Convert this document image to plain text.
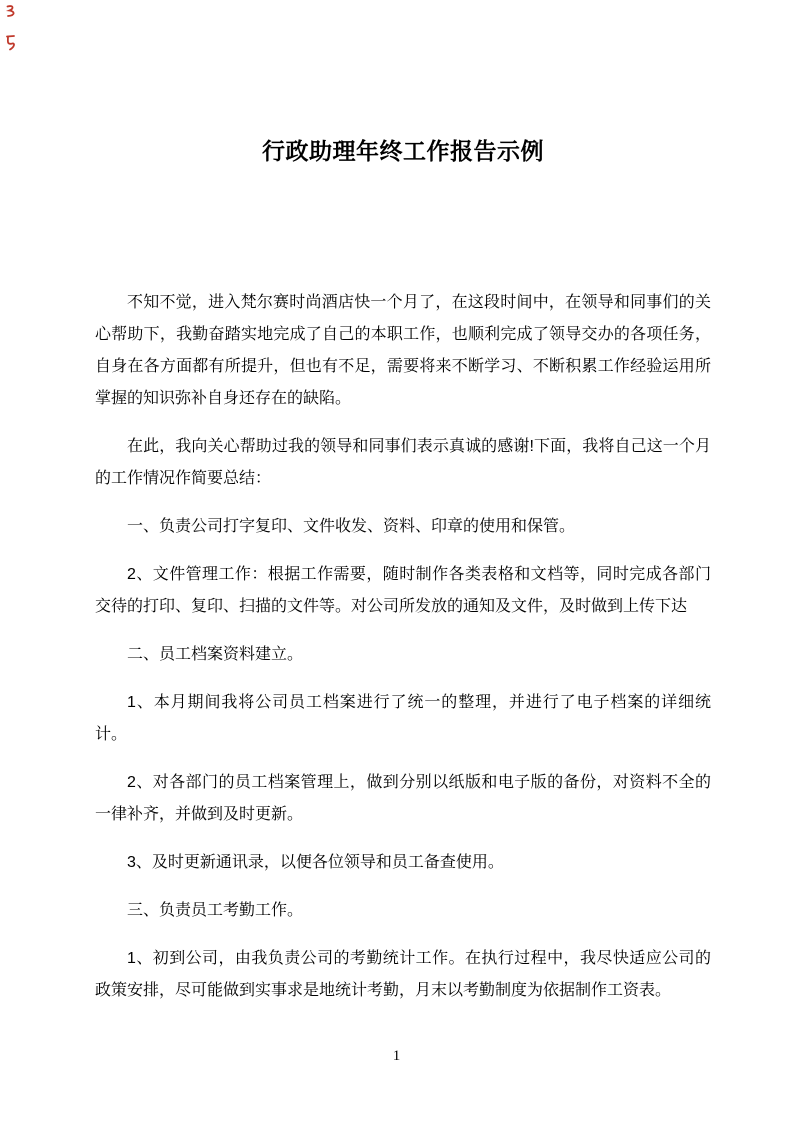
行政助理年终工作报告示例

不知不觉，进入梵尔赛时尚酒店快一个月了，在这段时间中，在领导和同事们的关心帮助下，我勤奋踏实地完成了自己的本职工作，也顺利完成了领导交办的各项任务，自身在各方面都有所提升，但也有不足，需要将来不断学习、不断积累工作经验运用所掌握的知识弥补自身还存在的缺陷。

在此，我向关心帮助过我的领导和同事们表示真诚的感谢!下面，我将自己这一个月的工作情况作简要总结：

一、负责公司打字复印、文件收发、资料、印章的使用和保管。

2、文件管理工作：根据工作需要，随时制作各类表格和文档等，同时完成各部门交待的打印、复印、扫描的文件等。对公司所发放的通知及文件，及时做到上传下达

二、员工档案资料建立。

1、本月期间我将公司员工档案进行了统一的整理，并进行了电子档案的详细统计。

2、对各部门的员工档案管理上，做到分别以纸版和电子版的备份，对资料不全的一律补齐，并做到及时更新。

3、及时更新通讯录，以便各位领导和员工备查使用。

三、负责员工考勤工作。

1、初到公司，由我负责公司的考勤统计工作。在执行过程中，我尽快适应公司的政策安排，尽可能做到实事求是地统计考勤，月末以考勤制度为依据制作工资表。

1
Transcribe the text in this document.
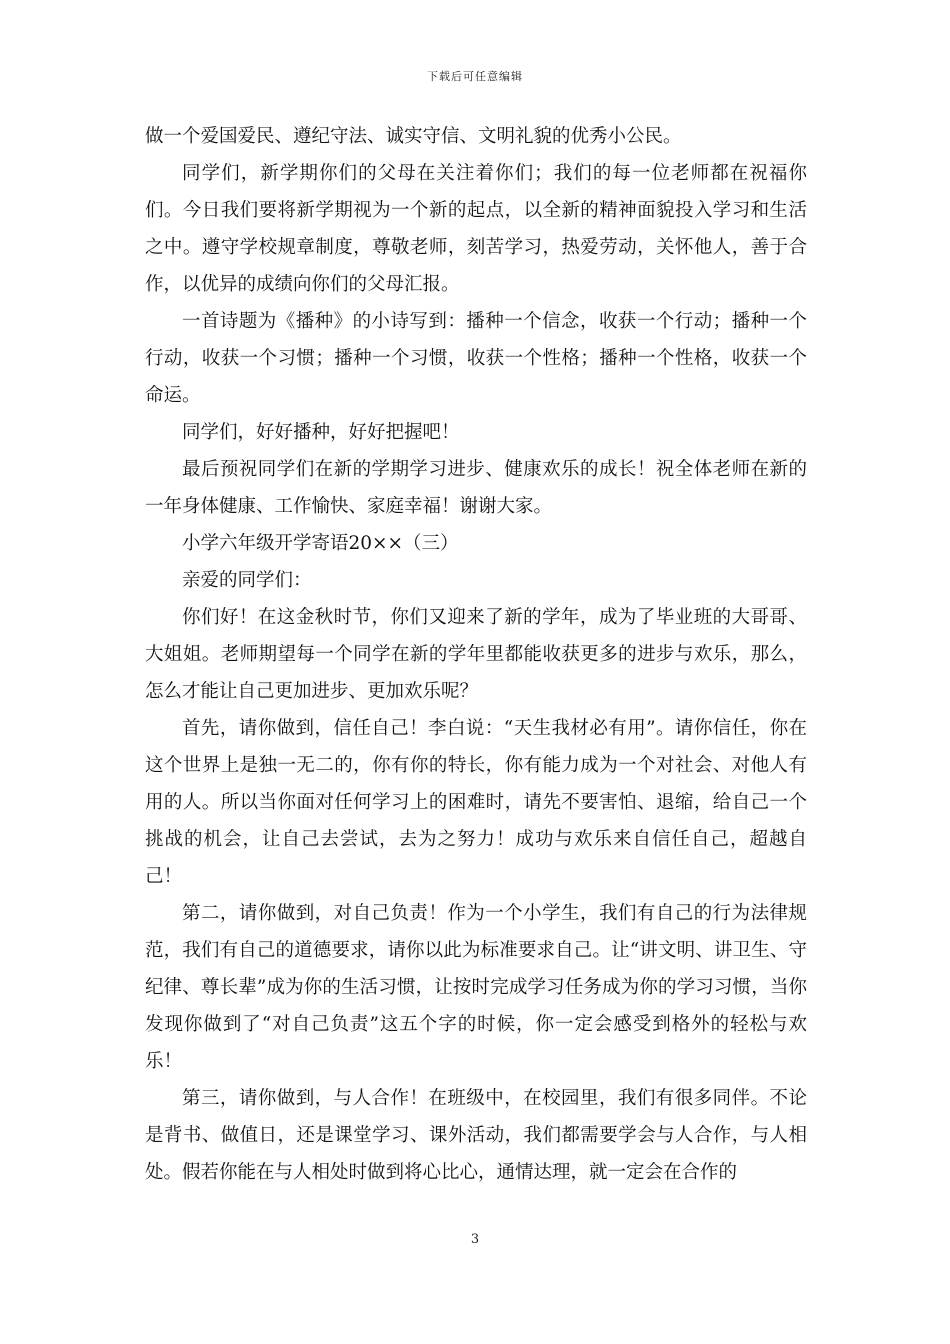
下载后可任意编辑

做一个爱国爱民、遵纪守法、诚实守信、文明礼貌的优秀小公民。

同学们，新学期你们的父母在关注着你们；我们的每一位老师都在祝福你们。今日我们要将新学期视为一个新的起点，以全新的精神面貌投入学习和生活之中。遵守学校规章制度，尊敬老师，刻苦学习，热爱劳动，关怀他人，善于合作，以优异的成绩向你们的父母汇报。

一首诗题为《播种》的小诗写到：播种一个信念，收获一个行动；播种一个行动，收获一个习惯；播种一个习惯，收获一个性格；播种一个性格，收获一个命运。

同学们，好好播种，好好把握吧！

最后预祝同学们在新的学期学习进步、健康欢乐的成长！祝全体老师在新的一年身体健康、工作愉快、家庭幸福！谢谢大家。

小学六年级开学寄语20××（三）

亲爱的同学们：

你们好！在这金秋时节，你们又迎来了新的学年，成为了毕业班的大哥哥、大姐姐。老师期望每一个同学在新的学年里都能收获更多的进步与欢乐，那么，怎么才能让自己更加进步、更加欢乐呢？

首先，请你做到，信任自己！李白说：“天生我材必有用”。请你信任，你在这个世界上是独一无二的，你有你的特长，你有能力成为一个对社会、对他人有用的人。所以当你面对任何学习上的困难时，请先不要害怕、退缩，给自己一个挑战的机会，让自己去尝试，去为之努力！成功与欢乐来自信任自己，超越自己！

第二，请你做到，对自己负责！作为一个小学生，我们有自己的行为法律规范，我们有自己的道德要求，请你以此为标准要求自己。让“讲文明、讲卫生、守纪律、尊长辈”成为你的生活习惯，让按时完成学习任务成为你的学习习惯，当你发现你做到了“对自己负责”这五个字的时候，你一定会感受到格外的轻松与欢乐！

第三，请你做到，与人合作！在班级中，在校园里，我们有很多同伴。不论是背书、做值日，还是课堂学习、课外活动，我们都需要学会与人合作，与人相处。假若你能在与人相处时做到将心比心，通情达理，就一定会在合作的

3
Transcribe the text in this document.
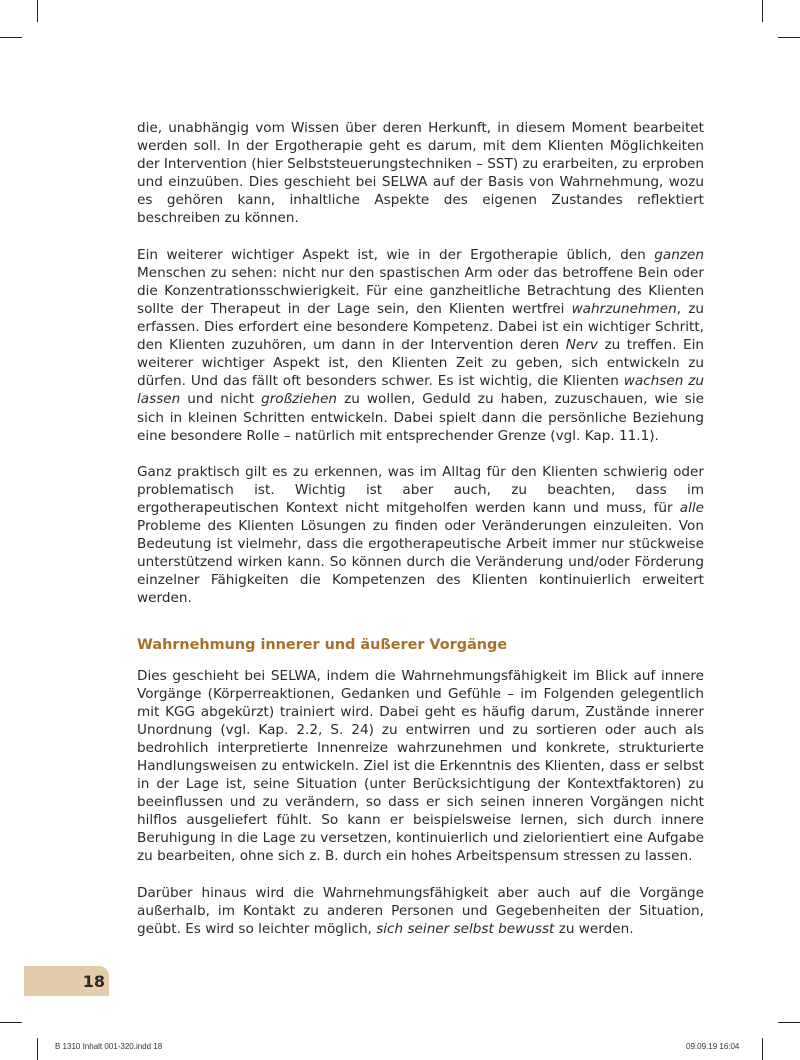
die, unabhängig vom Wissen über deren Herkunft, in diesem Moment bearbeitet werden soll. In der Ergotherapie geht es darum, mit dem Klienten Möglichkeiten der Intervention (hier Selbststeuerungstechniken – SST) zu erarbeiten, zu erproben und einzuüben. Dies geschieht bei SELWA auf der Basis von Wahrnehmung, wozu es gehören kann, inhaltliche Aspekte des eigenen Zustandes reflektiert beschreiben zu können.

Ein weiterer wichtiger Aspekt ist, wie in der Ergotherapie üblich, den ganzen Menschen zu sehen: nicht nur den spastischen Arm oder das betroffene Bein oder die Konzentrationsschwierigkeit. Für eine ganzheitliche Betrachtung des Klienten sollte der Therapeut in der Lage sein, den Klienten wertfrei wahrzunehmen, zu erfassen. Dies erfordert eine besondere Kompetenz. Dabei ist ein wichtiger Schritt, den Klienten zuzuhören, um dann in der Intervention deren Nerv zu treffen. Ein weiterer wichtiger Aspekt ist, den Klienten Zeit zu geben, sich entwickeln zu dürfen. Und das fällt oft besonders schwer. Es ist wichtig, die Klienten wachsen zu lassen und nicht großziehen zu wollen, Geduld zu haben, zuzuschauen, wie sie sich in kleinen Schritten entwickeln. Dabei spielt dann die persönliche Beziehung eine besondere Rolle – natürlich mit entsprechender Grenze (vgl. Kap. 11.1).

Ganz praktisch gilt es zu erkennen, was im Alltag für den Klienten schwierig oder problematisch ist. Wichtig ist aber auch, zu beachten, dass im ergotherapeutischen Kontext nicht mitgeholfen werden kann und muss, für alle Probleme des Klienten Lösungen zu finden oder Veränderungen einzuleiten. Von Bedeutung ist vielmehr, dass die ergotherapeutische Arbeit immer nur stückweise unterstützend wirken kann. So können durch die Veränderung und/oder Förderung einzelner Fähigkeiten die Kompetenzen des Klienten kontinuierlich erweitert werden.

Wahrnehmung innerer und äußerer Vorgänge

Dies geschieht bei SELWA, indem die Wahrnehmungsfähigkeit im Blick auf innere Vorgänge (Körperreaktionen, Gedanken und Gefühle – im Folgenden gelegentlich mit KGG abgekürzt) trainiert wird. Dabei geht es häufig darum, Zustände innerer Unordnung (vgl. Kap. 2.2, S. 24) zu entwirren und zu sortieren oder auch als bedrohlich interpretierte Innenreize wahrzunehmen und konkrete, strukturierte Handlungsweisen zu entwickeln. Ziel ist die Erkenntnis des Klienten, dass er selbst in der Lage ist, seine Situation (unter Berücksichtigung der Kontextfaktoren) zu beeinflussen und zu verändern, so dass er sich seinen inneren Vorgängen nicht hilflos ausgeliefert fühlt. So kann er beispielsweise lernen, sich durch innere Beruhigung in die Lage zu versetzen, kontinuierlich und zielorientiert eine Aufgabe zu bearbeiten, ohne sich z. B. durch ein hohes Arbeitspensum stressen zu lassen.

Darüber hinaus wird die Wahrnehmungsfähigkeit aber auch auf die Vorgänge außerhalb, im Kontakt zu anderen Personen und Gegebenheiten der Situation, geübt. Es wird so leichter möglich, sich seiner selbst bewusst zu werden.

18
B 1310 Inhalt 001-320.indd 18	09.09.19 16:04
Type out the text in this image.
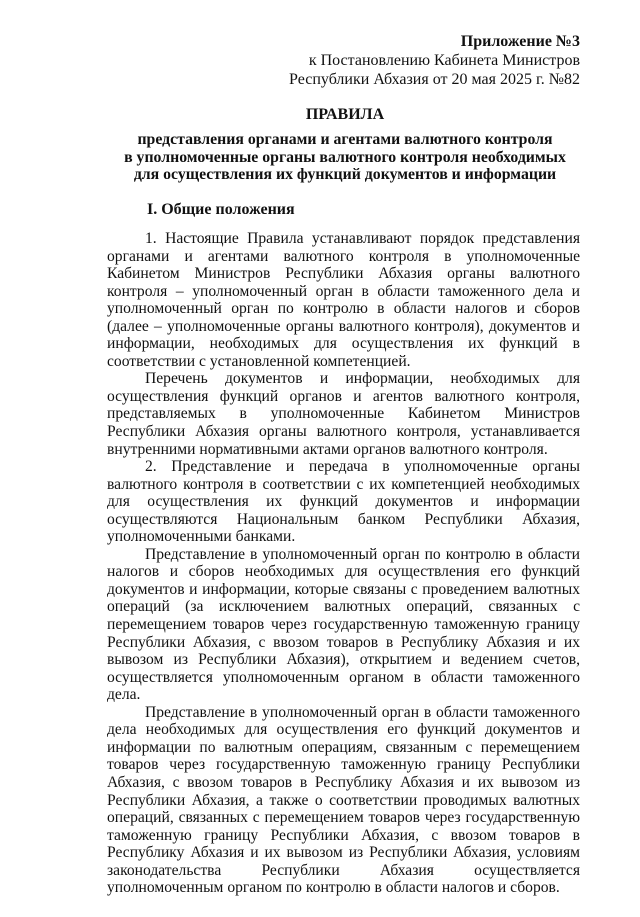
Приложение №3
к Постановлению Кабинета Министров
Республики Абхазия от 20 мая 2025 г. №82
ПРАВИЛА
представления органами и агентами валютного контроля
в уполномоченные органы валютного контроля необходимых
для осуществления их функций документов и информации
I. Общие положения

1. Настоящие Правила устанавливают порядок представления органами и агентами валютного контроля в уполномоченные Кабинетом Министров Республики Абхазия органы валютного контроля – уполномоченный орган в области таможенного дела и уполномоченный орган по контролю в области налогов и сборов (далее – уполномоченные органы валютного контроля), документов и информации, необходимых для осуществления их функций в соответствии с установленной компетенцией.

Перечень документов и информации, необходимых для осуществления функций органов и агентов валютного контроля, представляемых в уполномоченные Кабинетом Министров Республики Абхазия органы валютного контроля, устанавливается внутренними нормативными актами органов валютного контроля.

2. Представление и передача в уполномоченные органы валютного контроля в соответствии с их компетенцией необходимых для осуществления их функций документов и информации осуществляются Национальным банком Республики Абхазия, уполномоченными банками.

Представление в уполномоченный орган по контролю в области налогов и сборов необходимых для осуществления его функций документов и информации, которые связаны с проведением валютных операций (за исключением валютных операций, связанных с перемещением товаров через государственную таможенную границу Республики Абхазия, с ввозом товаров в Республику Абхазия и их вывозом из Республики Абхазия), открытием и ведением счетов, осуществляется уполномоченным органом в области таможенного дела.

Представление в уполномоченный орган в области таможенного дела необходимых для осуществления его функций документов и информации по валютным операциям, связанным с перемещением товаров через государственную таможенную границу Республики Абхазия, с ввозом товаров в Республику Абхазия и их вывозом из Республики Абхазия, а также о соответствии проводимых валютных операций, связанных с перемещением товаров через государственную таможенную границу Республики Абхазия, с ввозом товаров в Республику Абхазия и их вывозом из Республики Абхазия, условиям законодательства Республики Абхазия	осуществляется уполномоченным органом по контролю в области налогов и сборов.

What is expected:
Identify and copy the lines holding the word "агентами".

Complete output:
представления органами и агентами валютного контроля
1. Настоящие Правила устанавливают порядок представления органами и агентами валютного контроля в уполномоченные Кабинетом Министров Республики Абхазия органы валютного контроля – уполномоченный орган в области таможенного дела и уполномоченный орган по контролю в области налогов и сборов (далее – уполномоченные органы валютного контроля), документов и информации, необходимых для осуществления их функций в соответствии с установленной компетенцией.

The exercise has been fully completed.